**Exercise**
Below are entries. Pull out all lines containing "Política".

**Material shown**
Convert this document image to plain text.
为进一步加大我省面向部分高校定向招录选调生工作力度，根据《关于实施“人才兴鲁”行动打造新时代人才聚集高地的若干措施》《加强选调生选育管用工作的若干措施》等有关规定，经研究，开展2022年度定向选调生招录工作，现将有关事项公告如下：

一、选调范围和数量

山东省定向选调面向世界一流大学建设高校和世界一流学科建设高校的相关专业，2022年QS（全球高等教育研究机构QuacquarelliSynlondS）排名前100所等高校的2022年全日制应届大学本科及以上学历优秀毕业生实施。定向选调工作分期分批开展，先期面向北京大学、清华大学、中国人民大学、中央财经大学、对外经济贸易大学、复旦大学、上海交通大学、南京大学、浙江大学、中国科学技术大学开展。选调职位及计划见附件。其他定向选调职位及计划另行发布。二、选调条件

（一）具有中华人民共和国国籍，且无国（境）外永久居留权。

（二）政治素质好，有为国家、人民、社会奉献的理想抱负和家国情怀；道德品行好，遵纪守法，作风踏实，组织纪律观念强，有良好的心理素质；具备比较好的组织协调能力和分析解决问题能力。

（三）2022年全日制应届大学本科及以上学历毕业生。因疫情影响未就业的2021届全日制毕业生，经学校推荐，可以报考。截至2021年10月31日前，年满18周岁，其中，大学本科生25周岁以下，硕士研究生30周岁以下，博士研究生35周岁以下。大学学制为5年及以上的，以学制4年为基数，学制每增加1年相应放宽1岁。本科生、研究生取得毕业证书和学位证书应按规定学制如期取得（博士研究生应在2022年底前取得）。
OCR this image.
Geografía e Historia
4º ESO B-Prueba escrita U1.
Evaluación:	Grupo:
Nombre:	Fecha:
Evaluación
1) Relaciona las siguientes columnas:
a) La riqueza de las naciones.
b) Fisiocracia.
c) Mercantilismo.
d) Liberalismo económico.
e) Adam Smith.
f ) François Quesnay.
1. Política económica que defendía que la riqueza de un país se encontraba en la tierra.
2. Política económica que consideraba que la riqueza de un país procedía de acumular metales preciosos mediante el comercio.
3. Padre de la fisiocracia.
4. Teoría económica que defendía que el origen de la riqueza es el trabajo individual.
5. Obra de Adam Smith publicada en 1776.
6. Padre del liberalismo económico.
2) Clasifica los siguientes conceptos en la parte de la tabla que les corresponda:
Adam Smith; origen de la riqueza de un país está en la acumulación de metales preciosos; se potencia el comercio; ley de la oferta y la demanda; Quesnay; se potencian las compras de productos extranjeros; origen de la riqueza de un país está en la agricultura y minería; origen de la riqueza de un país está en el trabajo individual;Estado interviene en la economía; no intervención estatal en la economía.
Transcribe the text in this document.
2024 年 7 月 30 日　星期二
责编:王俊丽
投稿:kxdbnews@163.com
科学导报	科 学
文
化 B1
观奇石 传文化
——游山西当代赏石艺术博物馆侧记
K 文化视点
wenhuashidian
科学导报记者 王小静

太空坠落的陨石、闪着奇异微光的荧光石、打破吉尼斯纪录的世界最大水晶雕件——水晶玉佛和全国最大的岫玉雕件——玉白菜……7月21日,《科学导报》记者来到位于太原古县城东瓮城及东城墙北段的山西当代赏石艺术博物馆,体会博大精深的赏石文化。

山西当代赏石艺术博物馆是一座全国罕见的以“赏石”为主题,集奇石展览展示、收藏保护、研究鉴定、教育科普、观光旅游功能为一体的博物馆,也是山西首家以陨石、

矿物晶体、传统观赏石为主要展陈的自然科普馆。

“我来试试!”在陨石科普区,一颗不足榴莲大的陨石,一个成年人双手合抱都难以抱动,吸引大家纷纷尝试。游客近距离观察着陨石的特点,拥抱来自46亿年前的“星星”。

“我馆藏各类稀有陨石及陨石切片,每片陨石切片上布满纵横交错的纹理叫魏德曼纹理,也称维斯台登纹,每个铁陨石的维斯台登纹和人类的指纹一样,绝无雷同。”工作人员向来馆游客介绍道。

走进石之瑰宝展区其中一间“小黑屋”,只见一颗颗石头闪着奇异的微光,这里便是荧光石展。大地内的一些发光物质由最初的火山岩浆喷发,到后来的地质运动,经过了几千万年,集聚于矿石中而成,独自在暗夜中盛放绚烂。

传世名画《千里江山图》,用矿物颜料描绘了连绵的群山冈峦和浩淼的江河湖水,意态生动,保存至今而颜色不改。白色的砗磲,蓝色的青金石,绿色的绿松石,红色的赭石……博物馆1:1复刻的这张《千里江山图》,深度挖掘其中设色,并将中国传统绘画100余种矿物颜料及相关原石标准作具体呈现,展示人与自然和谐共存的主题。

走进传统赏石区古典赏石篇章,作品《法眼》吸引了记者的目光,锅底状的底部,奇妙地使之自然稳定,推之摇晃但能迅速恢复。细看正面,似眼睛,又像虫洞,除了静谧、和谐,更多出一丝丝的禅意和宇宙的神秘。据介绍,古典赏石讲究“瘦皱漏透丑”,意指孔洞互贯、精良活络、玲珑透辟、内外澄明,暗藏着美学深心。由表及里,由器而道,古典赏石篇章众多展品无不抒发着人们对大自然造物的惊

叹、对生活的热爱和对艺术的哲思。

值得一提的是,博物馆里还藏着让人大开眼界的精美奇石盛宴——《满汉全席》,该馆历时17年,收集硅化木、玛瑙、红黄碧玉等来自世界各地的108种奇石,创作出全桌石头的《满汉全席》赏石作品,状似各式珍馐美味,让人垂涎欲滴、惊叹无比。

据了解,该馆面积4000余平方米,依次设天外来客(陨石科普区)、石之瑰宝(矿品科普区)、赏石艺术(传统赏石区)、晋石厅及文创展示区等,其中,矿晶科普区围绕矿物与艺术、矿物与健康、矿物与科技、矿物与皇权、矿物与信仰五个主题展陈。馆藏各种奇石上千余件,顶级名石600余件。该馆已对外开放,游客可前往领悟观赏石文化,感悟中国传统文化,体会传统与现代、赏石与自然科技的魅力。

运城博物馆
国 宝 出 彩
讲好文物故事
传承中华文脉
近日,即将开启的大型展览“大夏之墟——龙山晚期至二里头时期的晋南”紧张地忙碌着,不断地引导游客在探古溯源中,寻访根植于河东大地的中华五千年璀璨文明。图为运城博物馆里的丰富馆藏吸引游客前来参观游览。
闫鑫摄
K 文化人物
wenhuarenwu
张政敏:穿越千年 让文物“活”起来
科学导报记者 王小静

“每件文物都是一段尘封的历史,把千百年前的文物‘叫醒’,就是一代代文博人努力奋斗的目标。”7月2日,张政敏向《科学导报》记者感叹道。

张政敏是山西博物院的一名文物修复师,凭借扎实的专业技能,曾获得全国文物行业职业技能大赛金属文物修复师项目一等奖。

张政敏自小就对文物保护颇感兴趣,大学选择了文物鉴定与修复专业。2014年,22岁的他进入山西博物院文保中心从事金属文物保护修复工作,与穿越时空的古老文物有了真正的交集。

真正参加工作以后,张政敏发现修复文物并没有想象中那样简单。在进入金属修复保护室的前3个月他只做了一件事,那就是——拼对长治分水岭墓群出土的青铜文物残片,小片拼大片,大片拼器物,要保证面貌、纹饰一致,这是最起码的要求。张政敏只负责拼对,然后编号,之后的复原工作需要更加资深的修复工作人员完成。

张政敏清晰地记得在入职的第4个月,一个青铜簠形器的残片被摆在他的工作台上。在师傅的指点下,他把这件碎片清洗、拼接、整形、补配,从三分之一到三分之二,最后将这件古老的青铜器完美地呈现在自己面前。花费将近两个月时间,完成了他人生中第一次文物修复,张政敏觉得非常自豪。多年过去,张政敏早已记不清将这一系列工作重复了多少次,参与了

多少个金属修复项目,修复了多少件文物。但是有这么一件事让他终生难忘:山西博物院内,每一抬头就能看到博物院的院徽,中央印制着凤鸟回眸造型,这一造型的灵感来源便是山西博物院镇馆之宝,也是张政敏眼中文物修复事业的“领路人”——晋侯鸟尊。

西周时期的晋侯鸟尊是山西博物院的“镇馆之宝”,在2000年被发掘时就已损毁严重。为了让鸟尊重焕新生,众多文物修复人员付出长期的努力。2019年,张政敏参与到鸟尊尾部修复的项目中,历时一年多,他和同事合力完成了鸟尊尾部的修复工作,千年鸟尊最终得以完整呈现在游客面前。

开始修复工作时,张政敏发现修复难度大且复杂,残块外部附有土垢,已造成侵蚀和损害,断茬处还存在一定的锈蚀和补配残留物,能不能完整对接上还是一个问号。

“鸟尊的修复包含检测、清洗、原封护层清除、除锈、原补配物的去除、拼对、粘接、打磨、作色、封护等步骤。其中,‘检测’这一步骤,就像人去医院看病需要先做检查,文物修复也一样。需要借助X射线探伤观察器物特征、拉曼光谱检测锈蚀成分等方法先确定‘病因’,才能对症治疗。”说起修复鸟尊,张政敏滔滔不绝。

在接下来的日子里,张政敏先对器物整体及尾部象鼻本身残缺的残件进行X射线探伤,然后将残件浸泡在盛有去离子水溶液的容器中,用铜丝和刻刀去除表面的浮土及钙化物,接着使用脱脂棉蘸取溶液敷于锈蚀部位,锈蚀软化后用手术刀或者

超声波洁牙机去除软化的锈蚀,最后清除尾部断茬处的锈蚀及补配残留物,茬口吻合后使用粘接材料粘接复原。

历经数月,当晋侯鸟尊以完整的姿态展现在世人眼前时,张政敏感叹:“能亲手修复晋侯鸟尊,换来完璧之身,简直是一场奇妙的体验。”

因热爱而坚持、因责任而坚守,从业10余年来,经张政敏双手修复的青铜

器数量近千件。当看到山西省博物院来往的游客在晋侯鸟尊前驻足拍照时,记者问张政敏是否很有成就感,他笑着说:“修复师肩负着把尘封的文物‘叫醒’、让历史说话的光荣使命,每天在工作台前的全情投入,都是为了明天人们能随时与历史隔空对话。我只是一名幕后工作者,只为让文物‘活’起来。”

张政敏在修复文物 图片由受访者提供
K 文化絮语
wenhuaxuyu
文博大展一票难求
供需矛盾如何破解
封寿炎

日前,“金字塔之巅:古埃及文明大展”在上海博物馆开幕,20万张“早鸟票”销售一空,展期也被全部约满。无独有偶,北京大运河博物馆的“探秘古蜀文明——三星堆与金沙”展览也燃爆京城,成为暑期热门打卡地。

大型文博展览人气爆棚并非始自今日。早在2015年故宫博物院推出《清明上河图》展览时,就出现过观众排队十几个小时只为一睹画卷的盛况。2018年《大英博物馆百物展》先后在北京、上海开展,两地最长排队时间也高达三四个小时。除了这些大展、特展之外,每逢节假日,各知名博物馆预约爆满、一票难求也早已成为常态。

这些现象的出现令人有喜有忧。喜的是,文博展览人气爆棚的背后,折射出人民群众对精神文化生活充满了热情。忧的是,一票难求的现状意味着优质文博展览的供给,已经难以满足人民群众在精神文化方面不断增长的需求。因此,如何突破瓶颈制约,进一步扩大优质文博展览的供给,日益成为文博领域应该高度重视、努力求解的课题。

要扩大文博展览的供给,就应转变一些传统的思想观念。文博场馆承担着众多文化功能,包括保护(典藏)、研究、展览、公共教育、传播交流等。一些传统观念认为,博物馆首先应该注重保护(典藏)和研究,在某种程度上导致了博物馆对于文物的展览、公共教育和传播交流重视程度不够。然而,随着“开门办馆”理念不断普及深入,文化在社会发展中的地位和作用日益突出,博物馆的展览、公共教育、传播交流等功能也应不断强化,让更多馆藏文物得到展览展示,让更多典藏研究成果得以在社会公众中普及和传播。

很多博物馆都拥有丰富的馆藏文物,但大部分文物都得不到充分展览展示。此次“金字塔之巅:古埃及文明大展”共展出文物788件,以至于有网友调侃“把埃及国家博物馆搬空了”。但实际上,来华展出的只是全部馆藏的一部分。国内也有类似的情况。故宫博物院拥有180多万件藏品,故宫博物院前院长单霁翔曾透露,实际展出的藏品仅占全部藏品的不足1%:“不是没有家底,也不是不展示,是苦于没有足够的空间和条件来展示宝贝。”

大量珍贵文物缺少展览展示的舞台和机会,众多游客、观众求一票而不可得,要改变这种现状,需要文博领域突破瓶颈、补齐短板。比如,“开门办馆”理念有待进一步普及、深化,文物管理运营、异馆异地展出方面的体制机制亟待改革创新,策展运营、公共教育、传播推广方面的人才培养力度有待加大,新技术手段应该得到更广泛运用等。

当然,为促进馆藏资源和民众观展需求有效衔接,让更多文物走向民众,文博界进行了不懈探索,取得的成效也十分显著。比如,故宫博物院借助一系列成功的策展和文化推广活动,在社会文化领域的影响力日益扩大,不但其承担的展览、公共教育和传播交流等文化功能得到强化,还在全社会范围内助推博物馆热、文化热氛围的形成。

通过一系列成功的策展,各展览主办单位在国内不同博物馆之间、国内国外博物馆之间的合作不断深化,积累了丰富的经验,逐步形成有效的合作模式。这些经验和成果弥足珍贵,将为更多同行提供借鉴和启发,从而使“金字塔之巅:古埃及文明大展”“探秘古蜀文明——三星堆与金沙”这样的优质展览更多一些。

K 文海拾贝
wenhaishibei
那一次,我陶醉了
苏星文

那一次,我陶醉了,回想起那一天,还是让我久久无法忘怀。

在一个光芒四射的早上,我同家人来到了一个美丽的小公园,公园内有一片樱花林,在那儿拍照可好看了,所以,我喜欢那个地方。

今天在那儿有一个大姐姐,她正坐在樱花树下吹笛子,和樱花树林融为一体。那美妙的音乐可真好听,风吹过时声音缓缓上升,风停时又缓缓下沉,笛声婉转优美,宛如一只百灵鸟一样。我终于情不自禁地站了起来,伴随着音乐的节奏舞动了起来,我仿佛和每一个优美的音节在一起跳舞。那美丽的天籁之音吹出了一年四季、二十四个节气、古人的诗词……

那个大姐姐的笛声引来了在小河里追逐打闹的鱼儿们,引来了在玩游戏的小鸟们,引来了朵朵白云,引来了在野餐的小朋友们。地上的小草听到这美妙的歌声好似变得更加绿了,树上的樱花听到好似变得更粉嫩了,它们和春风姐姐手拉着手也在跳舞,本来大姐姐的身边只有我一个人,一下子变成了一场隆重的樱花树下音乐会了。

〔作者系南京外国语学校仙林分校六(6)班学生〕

**Finished answer**
1. Política económica que defendía que la riqueza de un país se encontraba en la tierra.
2. Política económica que consideraba que la riqueza de un país procedía de acumular metales preciosos mediante el comercio.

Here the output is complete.